List every line below containing "Объём".

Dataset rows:
════════════════

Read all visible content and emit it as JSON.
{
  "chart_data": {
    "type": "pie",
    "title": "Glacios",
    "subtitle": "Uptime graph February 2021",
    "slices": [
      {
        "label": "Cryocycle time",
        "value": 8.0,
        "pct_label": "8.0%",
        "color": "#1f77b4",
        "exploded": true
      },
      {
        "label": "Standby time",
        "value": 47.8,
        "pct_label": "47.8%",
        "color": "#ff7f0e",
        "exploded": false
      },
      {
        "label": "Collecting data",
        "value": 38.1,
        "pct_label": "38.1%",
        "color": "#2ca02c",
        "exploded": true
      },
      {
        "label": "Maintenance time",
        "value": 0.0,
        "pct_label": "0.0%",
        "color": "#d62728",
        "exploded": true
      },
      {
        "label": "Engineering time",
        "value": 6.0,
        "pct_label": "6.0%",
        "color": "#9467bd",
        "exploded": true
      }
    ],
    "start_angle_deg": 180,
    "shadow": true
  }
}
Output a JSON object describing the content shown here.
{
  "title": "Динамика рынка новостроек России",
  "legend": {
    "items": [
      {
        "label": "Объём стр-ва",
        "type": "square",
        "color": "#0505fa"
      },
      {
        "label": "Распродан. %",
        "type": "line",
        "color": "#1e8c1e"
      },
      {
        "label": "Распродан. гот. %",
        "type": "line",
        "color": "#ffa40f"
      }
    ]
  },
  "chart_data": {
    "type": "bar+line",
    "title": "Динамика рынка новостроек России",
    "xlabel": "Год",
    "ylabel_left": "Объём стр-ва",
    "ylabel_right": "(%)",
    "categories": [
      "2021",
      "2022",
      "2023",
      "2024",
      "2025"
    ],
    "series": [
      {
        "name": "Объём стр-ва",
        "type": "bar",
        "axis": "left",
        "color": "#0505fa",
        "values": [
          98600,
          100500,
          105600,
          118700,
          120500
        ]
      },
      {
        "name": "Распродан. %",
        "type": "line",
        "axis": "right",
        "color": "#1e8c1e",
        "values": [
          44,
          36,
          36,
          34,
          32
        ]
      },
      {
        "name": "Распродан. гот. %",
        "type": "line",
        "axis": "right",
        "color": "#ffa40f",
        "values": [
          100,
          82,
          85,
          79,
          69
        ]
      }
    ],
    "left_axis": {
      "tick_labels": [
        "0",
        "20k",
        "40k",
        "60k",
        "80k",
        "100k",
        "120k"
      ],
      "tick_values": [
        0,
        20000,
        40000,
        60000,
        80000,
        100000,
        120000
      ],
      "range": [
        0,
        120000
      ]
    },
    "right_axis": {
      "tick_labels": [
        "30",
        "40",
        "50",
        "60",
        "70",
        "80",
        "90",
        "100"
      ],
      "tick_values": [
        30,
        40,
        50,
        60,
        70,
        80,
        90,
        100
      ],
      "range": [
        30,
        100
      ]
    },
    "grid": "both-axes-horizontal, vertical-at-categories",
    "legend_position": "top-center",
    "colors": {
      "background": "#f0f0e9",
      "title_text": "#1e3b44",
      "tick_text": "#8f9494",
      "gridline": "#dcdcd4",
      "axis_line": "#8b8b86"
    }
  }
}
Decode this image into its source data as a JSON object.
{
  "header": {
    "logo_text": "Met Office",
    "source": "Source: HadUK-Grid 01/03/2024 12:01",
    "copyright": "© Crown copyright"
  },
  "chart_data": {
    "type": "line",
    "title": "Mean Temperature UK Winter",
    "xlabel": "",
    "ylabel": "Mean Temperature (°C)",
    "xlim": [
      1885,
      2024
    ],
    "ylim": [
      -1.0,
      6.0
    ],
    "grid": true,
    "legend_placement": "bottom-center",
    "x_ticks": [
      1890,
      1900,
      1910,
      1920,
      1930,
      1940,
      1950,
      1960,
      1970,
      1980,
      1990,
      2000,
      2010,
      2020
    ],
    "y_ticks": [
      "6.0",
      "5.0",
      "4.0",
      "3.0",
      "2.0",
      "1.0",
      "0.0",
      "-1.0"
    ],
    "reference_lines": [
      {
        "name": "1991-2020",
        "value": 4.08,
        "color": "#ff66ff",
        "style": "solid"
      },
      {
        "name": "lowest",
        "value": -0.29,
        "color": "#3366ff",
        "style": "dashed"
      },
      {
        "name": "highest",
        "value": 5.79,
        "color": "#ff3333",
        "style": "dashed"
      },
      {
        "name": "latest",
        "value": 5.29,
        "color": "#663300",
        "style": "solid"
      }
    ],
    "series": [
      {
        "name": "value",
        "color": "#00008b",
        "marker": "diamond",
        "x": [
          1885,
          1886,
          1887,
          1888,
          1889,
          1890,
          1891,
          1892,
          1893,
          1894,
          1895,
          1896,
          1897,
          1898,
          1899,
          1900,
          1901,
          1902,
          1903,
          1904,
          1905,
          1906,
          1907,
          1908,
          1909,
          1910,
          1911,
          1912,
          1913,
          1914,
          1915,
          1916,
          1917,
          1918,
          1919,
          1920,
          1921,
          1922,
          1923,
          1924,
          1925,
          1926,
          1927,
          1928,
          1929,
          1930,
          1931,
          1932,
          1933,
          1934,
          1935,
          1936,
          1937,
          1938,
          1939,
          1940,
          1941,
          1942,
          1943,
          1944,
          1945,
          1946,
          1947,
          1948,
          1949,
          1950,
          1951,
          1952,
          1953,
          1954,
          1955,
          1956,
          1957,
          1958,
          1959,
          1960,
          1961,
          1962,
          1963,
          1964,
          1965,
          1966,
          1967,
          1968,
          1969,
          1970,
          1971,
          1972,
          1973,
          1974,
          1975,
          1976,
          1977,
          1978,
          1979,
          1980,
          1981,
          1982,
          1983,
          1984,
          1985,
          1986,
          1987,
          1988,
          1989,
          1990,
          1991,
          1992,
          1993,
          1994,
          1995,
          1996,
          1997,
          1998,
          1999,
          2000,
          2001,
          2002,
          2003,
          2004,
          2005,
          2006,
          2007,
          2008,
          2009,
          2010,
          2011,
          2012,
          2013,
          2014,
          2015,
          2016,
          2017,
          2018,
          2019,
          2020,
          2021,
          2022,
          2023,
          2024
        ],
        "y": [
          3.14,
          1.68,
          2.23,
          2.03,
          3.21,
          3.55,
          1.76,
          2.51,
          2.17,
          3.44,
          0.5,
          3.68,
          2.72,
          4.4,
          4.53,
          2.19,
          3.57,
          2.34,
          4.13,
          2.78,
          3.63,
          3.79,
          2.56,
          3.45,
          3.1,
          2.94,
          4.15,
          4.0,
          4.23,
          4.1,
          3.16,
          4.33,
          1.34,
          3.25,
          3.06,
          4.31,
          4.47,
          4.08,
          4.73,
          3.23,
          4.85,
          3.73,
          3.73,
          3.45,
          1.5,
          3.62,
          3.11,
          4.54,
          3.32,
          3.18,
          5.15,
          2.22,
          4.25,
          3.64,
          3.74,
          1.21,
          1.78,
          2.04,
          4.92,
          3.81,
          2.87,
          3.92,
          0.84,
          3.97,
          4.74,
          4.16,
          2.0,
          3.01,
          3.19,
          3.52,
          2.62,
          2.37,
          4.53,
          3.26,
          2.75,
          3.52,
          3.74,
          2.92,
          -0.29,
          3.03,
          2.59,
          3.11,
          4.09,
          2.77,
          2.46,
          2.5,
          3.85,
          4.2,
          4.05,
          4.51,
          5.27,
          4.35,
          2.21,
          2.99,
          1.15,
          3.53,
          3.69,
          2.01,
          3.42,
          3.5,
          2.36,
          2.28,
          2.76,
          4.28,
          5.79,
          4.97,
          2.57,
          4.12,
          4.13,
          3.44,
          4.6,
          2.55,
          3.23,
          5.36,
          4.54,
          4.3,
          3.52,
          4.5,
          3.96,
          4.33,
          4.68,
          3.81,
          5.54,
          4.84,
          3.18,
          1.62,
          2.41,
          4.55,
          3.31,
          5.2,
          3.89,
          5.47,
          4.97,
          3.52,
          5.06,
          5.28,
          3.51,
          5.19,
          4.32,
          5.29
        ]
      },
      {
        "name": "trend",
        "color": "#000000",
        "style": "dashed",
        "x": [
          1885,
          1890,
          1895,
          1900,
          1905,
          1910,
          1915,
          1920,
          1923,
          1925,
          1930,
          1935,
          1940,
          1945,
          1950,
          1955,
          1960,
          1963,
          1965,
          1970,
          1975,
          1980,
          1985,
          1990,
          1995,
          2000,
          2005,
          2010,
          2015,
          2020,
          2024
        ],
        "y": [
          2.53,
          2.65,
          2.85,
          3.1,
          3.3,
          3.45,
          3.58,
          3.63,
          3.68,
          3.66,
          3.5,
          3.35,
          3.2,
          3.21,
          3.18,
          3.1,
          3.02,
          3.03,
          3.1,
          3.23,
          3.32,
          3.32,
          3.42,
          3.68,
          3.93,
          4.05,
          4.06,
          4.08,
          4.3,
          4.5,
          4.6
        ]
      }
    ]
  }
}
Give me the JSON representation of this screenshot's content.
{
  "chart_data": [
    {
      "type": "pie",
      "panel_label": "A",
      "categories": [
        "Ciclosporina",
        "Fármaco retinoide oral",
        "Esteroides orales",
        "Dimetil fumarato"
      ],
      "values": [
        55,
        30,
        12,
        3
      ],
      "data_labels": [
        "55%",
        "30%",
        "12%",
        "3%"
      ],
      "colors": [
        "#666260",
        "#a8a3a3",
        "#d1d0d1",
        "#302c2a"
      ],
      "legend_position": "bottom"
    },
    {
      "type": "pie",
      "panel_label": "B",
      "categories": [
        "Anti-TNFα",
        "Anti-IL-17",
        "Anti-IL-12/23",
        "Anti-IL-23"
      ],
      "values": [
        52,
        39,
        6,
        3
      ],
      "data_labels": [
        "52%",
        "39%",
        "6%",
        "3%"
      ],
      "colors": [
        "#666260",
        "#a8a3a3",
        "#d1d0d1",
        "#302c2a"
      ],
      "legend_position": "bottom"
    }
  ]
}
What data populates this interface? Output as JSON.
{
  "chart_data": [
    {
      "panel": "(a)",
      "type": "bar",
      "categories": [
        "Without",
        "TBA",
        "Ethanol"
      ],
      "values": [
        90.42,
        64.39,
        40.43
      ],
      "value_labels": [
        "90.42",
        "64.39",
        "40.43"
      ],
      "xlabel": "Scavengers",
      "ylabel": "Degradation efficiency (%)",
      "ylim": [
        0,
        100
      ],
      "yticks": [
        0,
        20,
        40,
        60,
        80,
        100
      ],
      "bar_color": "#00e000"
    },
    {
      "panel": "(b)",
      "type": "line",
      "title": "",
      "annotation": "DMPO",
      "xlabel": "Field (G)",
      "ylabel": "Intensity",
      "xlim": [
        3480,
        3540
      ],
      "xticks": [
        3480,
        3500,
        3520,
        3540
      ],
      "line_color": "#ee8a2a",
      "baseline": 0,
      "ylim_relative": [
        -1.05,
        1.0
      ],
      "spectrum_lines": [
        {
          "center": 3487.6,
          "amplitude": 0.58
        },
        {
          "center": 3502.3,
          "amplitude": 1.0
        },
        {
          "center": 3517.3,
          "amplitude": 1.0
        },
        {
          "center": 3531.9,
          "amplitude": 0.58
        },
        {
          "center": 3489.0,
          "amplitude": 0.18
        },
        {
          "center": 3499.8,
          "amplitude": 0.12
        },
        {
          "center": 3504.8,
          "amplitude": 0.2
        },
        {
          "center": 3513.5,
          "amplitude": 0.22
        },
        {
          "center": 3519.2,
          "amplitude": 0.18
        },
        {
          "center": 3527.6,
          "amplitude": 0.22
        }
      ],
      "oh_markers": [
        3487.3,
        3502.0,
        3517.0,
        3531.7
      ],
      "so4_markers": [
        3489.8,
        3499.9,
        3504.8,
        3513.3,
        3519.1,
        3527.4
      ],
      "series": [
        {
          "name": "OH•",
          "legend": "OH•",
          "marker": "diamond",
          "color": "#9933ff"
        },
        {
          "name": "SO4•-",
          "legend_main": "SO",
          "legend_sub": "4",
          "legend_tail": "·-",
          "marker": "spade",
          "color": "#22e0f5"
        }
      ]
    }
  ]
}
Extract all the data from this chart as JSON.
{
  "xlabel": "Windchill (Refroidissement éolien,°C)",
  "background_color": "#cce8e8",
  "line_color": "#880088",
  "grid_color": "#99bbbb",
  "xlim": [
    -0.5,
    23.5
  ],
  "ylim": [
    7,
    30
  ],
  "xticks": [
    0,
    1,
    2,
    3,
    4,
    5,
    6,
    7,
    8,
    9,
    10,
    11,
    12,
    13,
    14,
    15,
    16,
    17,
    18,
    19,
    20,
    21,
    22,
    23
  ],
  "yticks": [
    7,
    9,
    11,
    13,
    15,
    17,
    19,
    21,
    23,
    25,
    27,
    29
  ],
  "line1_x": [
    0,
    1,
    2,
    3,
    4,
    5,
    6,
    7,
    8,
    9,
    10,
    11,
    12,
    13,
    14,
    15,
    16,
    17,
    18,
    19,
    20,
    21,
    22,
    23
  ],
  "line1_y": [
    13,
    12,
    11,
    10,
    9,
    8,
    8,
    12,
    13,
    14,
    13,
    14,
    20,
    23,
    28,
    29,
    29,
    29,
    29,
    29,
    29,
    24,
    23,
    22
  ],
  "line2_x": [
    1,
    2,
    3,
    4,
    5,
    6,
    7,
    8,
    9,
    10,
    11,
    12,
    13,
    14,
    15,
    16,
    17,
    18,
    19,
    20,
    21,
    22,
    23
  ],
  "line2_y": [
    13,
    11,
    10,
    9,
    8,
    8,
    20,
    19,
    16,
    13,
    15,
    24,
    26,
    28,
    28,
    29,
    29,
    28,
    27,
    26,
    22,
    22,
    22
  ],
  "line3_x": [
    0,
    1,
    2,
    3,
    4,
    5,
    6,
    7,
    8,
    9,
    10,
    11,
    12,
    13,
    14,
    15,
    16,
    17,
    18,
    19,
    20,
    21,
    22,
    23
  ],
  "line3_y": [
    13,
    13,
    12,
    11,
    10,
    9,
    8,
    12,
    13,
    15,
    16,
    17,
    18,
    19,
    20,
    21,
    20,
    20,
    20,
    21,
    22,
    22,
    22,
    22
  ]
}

════════════════

Complete output:
        "label": "Объём стр-ва",
    "ylabel_left": "Объём стр-ва",
        "name": "Объём стр-ва",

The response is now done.